→ **PROBLEM A**
Change "skeptical" to "doubtful" in the provided text, and give back the part starting at "If you believe the" and ending at "good, you just may be a Democrat." with that one change made.

→ **PROVIDED TEXT**
## start
If you think Trump should be thrown in prison for an expired
paperwork misdemeanor, but that rapists and murderers should quickly be given
another chance, you just may be a Democrat.
If you believe in gun control, but not self-control, you
just may be a Democrat.
If you believe in “your truth,” but cannot accept anyone
questioning it, you just may be a Democrat.
If you would like to see “The Sound of Music” remade with an
all-LGBTQ cast, but would be aghast if a straight person played, say, Billie
Jean king in a movie, you just may be a Democrat.
If you believe “the science is settled,” but that the
existence of two sexes is not, you just may be a Democrat.
If you treat people as a member of a group, not as an
individual—and are proud of that-- you just may be a Democrat.
If you think wearing a cloth face mask makes you a better
person than those who don’t, you just may be a Democrat.
If you believe the truth is fungible, but whatever Rachel
Maddow says is not, you just may be a Democrat.
If you are skeptical of God, but not of the mainstream
media, you just may be a Democrat.
If you believe bigger people are bad, but bigger government
is good, you just may be a Democrat.
If you believe that making lots of money is bad, but
that taking lots of money from those who make it is good, you just may
be a Democrat.
If you Don’t think retail salespeople should wish others
“Merry Christmas,” but fervently believe Kwanzaa should be recognized, you just
may be a Democrat.
If you didn’t like Ronald Reagan, but kind of had a thing
for Mikhail Gorbachev, you just may be a Democrat.
If you are pro-abortion, but think the death penalty is
barbaric, you just may be a Democrat.
If you think intolerance is the biggest sin, and yet are
utterly intolerant of those that disagree, you just may be a Democrat.
If you would rather watch a Pride parade than an
Independence Day parade, you just may be a Democrat.
## end
→ **PROBLEM B**
Retype the lines of the records starting at the line that contains "x-axis-label: Number of" and ending at the line that contains "points-layer <box>74 193 545 287</box>", including both of those lines.

Rows from a dataset:
## start
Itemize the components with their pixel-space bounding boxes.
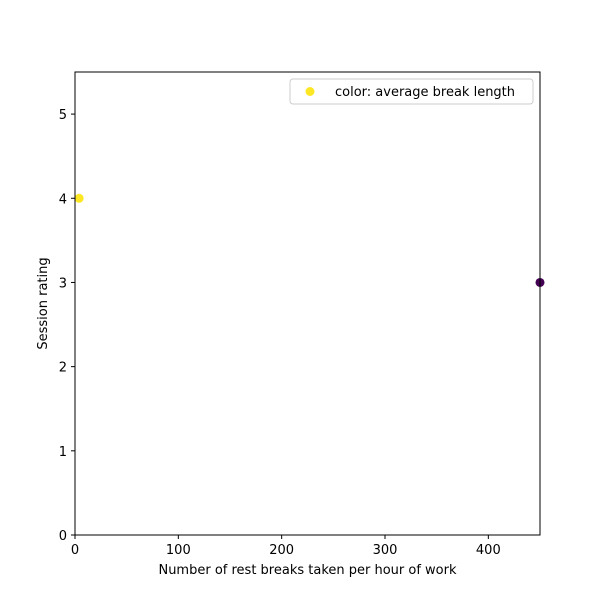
x-axis-label: Number of rest breaks taken per hour of … <box>158 563 457 578</box>
y-tick-label: 3 <box>59 276 67 291</box>
plot-frame <box>74 71 541 536</box>
x-tick-label: 0 <box>71 543 79 558</box>
y-tick-label: 1 <box>59 445 67 460</box>
data-point <box>74 193 84 203</box>
x-tick-label: 200 <box>269 543 294 558</box>
points-layer <box>74 193 545 287</box>
legend-label: color: average break length <box>335 85 515 100</box>
y-tick-label: 4 <box>59 192 67 207</box>
legend: color: average break length <box>289 78 534 105</box>
ticks-layer: 0 100 200 300 400 0 1 2 3 4 5 <box>59 108 501 558</box>
y-tick-label: 5 <box>59 108 67 123</box>
legend-marker <box>305 87 315 96</box>
x-tick-label: 400 <box>476 543 501 558</box>
x-tick-label: 300 <box>373 543 398 558</box>
y-tick-label: 2 <box>59 361 67 376</box>
y-tick-label: 0 <box>59 529 67 544</box>
y-axis-label: Session rating <box>36 257 51 349</box>
x-tick-label: 100 <box>166 543 191 558</box>
legend-box <box>289 78 534 105</box>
## end
→ **FINISHED ANSWER A**
If you believe the truth is fungible, but whatever Rachel
Maddow says is not, you just may be a Democrat.
If you are doubtful of God, but not of the mainstream
media, you just may be a Democrat.
If you believe bigger people are bad, but bigger government
is good, you just may be a Democrat.

→ **FINISHED ANSWER B**
x-axis-label: Number of rest breaks taken per hour of … <box>158 563 457 578</box>
y-tick-label: 3 <box>59 276 67 291</box>
plot-frame <box>74 71 541 536</box>
x-tick-label: 0 <box>71 543 79 558</box>
y-tick-label: 1 <box>59 445 67 460</box>
data-point <box>74 193 84 203</box>
x-tick-label: 200 <box>269 543 294 558</box>
points-layer <box>74 193 545 287</box>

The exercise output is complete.